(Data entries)

* * * * * * *

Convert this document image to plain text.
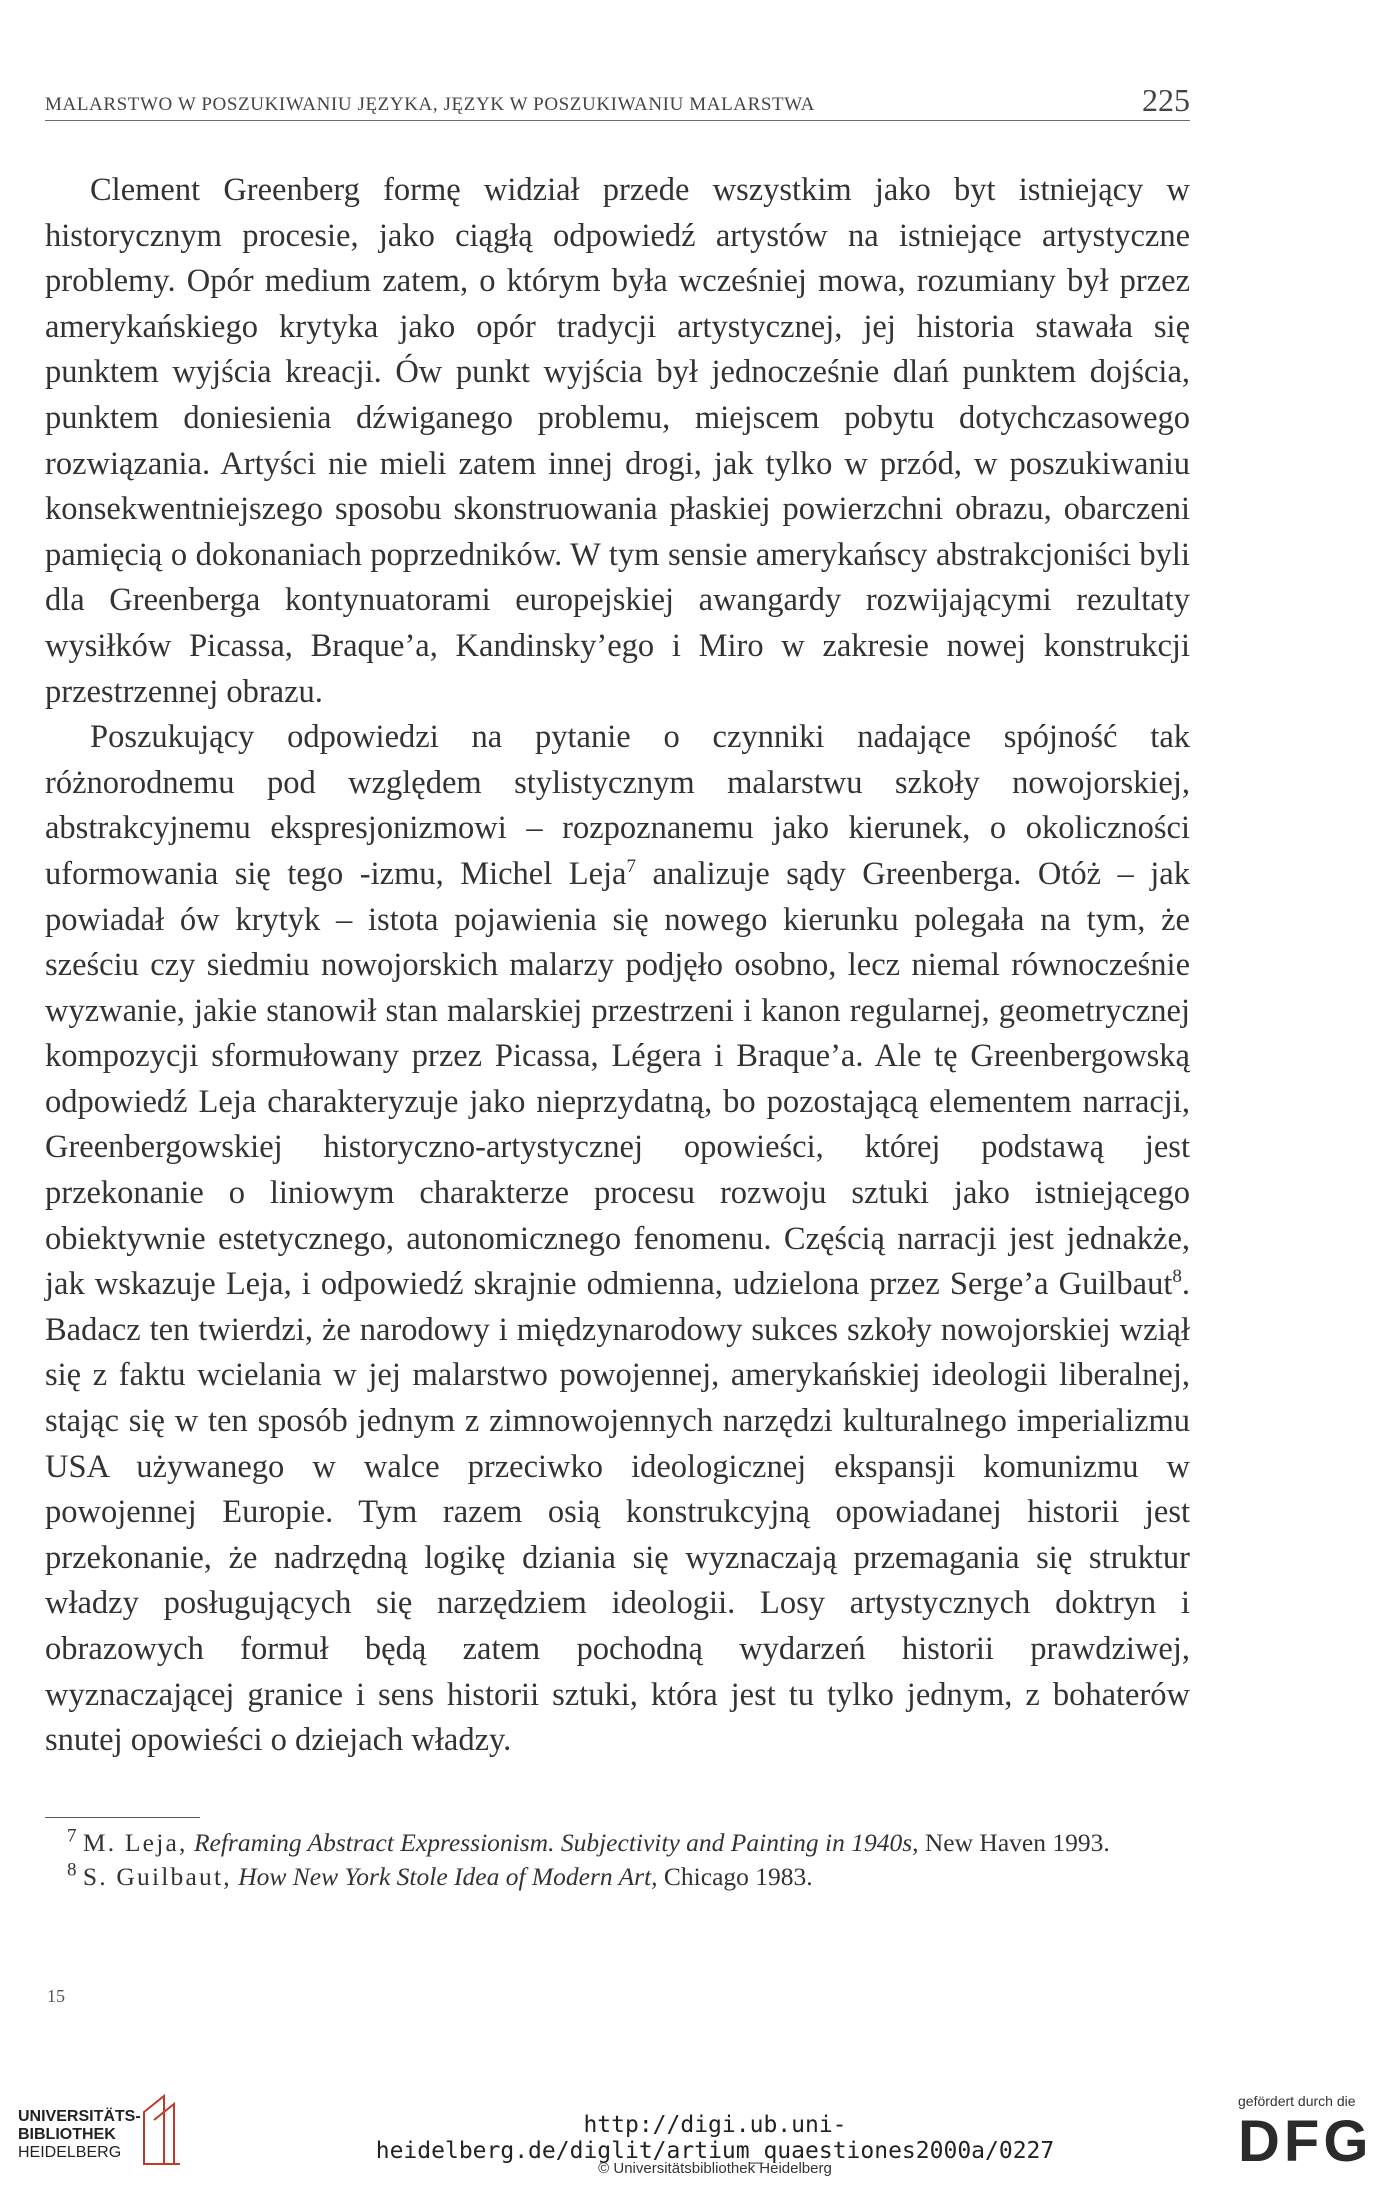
MALARSTWO W POSZUKIWANIU JĘZYKA, JĘZYK W POSZUKIWANIU MALARSTWA	225

Clement Greenberg formę widział przede wszystkim jako byt istniejący w historycznym procesie, jako ciągłą odpowiedź artystów na istniejące artystyczne problemy. Opór medium zatem, o którym była wcześniej mowa, rozumiany był przez amerykańskiego krytyka jako opór tradycji artystycznej, jej historia stawała się punktem wyjścia kreacji. Ów punkt wyjścia był jednocześnie dlań punktem dojścia, punktem doniesienia dźwiganego problemu, miejscem pobytu dotychczasowego rozwiązania. Artyści nie mieli zatem innej drogi, jak tylko w przód, w poszukiwaniu konsekwentniejszego sposobu skonstruowania płaskiej powierzchni obrazu, obarczeni pamięcią o dokonaniach poprzedników. W tym sensie amerykańscy abstrakcjoniści byli dla Greenberga kontynuatorami europejskiej awangardy rozwijającymi rezultaty wysiłków Picassa, Braque’a, Kandinsky’ego i Miro w zakresie nowej konstrukcji przestrzennej obrazu.

Poszukujący odpowiedzi na pytanie o czynniki nadające spójność tak różnorodnemu pod względem stylistycznym malarstwu szkoły nowojorskiej, abstrakcyjnemu ekspresjonizmowi – rozpoznanemu jako kierunek, o okoliczności uformowania się tego -izmu, Michel Leja$^7$ analizuje sądy Greenberga. Otóż – jak powiadał ów krytyk – istota pojawienia się nowego kierunku polegała na tym, że sześciu czy siedmiu nowojorskich malarzy podjęło osobno, lecz niemal równocześnie wyzwanie, jakie stanowił stan malarskiej przestrzeni i kanon regularnej, geometrycznej kompozycji sformułowany przez Picassa, Légera i Braque’a. Ale tę Greenbergowską odpowiedź Leja charakteryzuje jako nieprzydatną, bo pozostającą elementem narracji, Greenbergowskiej historyczno-artystycznej opowieści, której podstawą jest przekonanie o liniowym charakterze procesu rozwoju sztuki jako istniejącego obiektywnie estetycznego, autonomicznego fenomenu. Częścią narracji jest jednakże, jak wskazuje Leja, i odpowiedź skrajnie odmienna, udzielona przez Serge’a Guilbaut$^8$. Badacz ten twierdzi, że narodowy i międzynarodowy sukces szkoły nowojorskiej wziął się z faktu wcielania w jej malarstwo powojennej, amerykańskiej ideologii liberalnej, stając się w ten sposób jednym z zimnowojennych narzędzi kulturalnego imperializmu USA używanego w walce przeciwko ideologicznej ekspansji komunizmu w powojennej Europie. Tym razem osią konstrukcyjną opowiadanej historii jest przekonanie, że nadrzędną logikę dziania się wyznaczają przemagania się struktur władzy posługujących się narzędziem ideologii. Losy artystycznych doktryn i obrazowych formuł będą zatem pochodną wydarzeń historii prawdziwej, wyznaczającej granice i sens historii sztuki, która jest tu tylko jednym, z bohaterów snutej opowieści o dziejach władzy.

$^7$ M. Leja, Reframing Abstract Expressionism. Subjectivity and Painting in 1940s, New Haven 1993.

$^8$ S. Guilbaut, How New York Stole Idea of Modern Art, Chicago 1983.

15
UNIVERSITÄTS-
BIBLIOTHEK
HEIDELBERG
http://digi.ub.uni-heidelberg.de/diglit/artium_quaestiones2000a/0227
© Universitätsbibliothek Heidelberg
gefördert durch die
DFG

* * * * * * *

:: Problem requirements ::
Set down the material above as is, without any pictures.

:: Result for this task ::
Convert this document image to plain text.
MALARSTWO W POSZUKIWANIU JĘZYKA, JĘZYK W POSZUKIWANIU MALARSTWA	225

Clement Greenberg formę widział przede wszystkim jako byt istniejący w historycznym procesie, jako ciągłą odpowiedź artystów na istniejące artystyczne problemy. Opór medium zatem, o którym była wcześniej mowa, rozumiany był przez amerykańskiego krytyka jako opór tradycji artystycznej, jej historia stawała się punktem wyjścia kreacji. Ów punkt wyjścia był jednocześnie dlań punktem dojścia, punktem doniesienia dźwiganego problemu, miejscem pobytu dotychczasowego rozwiązania. Artyści nie mieli zatem innej drogi, jak tylko w przód, w poszukiwaniu konsekwentniejszego sposobu skonstruowania płaskiej powierzchni obrazu, obarczeni pamięcią o dokonaniach poprzedników. W tym sensie amerykańscy abstrakcjoniści byli dla Greenberga kontynuatorami europejskiej awangardy rozwijającymi rezultaty wysiłków Picassa, Braque’a, Kandinsky’ego i Miro w zakresie nowej konstrukcji przestrzennej obrazu.

Poszukujący odpowiedzi na pytanie o czynniki nadające spójność tak różnorodnemu pod względem stylistycznym malarstwu szkoły nowojorskiej, abstrakcyjnemu ekspresjonizmowi – rozpoznanemu jako kierunek, o okoliczności uformowania się tego -izmu, Michel Leja$^7$ analizuje sądy Greenberga. Otóż – jak powiadał ów krytyk – istota pojawienia się nowego kierunku polegała na tym, że sześciu czy siedmiu nowojorskich malarzy podjęło osobno, lecz niemal równocześnie wyzwanie, jakie stanowił stan malarskiej przestrzeni i kanon regularnej, geometrycznej kompozycji sformułowany przez Picassa, Légera i Braque’a. Ale tę Greenbergowską odpowiedź Leja charakteryzuje jako nieprzydatną, bo pozostającą elementem narracji, Greenbergowskiej historyczno-artystycznej opowieści, której podstawą jest przekonanie o liniowym charakterze procesu rozwoju sztuki jako istniejącego obiektywnie estetycznego, autonomicznego fenomenu. Częścią narracji jest jednakże, jak wskazuje Leja, i odpowiedź skrajnie odmienna, udzielona przez Serge’a Guilbaut$^8$. Badacz ten twierdzi, że narodowy i międzynarodowy sukces szkoły nowojorskiej wziął się z faktu wcielania w jej malarstwo powojennej, amerykańskiej ideologii liberalnej, stając się w ten sposób jednym z zimnowojennych narzędzi kulturalnego imperializmu USA używanego w walce przeciwko ideologicznej ekspansji komunizmu w powojennej Europie. Tym razem osią konstrukcyjną opowiadanej historii jest przekonanie, że nadrzędną logikę dziania się wyznaczają przemagania się struktur władzy posługujących się narzędziem ideologii. Losy artystycznych doktryn i obrazowych formuł będą zatem pochodną wydarzeń historii prawdziwej, wyznaczającej granice i sens historii sztuki, która jest tu tylko jednym, z bohaterów snutej opowieści o dziejach władzy.

$^7$ M. Leja, Reframing Abstract Expressionism. Subjectivity and Painting in 1940s, New Haven 1993.

$^8$ S. Guilbaut, How New York Stole Idea of Modern Art, Chicago 1983.

15
UNIVERSITÄTS-
BIBLIOTHEK
HEIDELBERG
http://digi.ub.uni-heidelberg.de/diglit/artium_quaestiones2000a/0227
© Universitätsbibliothek Heidelberg
gefördert durch die
DFG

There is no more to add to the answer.